◆ To do
The data below should be printed in full, exactly, and without any of its images.

··· Records provided ···

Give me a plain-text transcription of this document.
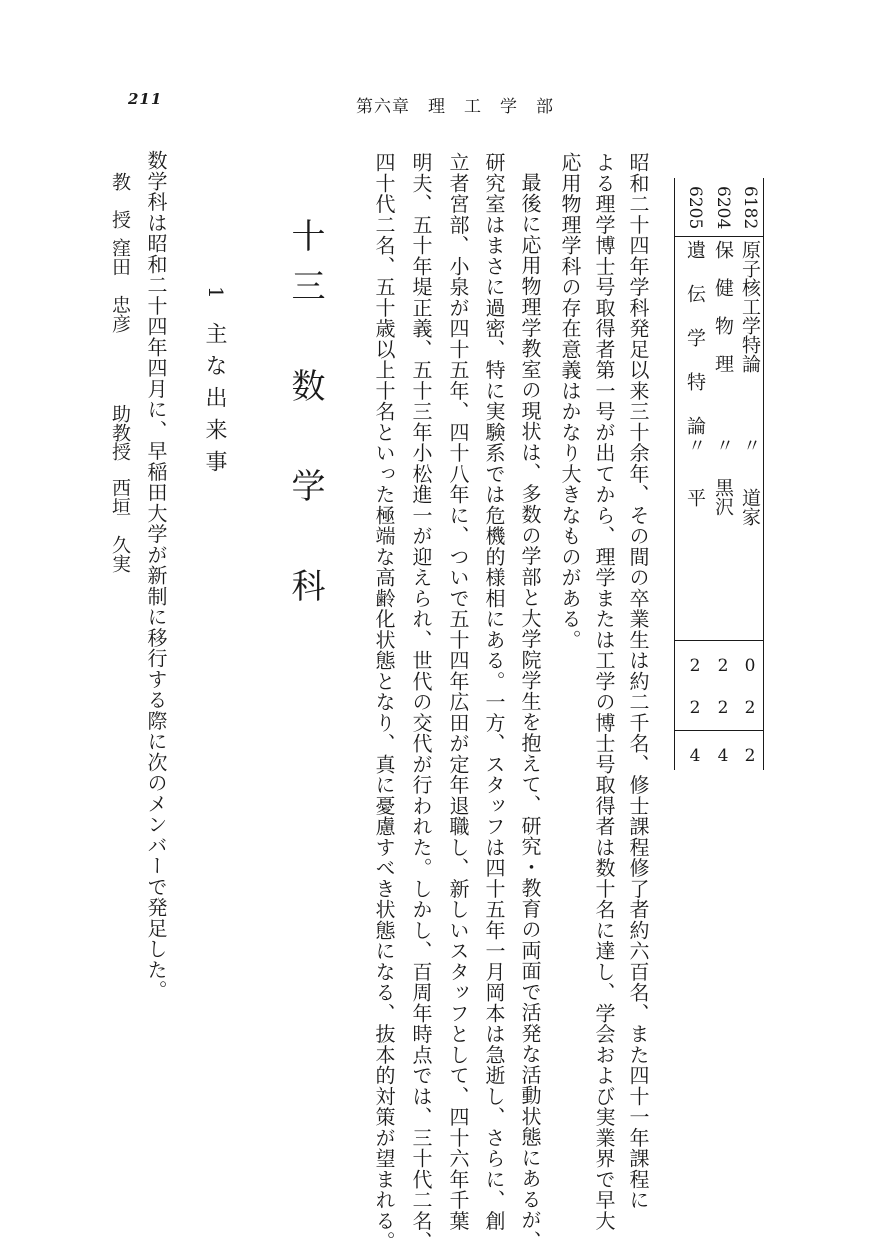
211	第六章　理　工　学　部
6182
原子核工学特論
〃
道家
0
2
2
6204
保　健　物　理
〃
黒沢
2
2
4
6205
遺　伝　学　特　論
〃
平
2
2
4
昭和二十四年学科発足以来三十余年、その間の卒業生は約二千名、修士課程修了者約六百名、また四十一年課程に
よる理学博士号取得者第一号が出てから、理学または工学の博士号取得者は数十名に達し、学会および実業界で早大
応用物理学科の存在意義はかなり大きなものがある。
最後に応用物理学教室の現状は、多数の学部と大学院学生を抱えて、研究・教育の両面で活発な活動状態にあるが、
研究室はまさに過密、特に実験系では危機的様相にある。一方、スタッフは四十五年一月岡本は急逝し、さらに、創
立者宮部、小泉が四十五年、四十八年に、ついで五十四年広田が定年退職し、新しいスタッフとして、四十六年千葉
明夫、五十年堤正義、五十三年小松進一が迎えられ、世代の交代が行われた。しかし、百周年時点では、三十代二名、
四十代二名、五十歳以上十名といった極端な高齢化状態となり、真に憂慮すべき状態になる、抜本的対策が望まれる。
十三　数　学　科
1
主な出来事
数学科は昭和二十四年四月に、早稲田大学が新制に移行する際に次のメンバーで発足した。
教　授
窪田　忠彦
助教授
西垣　久実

···

◆ Answer below
Give me a plain-text transcription of this document.
211	第六章　理　工　学　部
6182
原子核工学特論
〃
道家
0
2
2
6204
保　健　物　理
〃
黒沢
2
2
4
6205
遺　伝　学　特　論
〃
平
2
2
4
昭和二十四年学科発足以来三十余年、その間の卒業生は約二千名、修士課程修了者約六百名、また四十一年課程に
よる理学博士号取得者第一号が出てから、理学または工学の博士号取得者は数十名に達し、学会および実業界で早大
応用物理学科の存在意義はかなり大きなものがある。
最後に応用物理学教室の現状は、多数の学部と大学院学生を抱えて、研究・教育の両面で活発な活動状態にあるが、
研究室はまさに過密、特に実験系では危機的様相にある。一方、スタッフは四十五年一月岡本は急逝し、さらに、創
立者宮部、小泉が四十五年、四十八年に、ついで五十四年広田が定年退職し、新しいスタッフとして、四十六年千葉
明夫、五十年堤正義、五十三年小松進一が迎えられ、世代の交代が行われた。しかし、百周年時点では、三十代二名、
四十代二名、五十歳以上十名といった極端な高齢化状態となり、真に憂慮すべき状態になる、抜本的対策が望まれる。
十三　数　学　科
1
主な出来事
数学科は昭和二十四年四月に、早稲田大学が新制に移行する際に次のメンバーで発足した。
教　授
窪田　忠彦
助教授
西垣　久実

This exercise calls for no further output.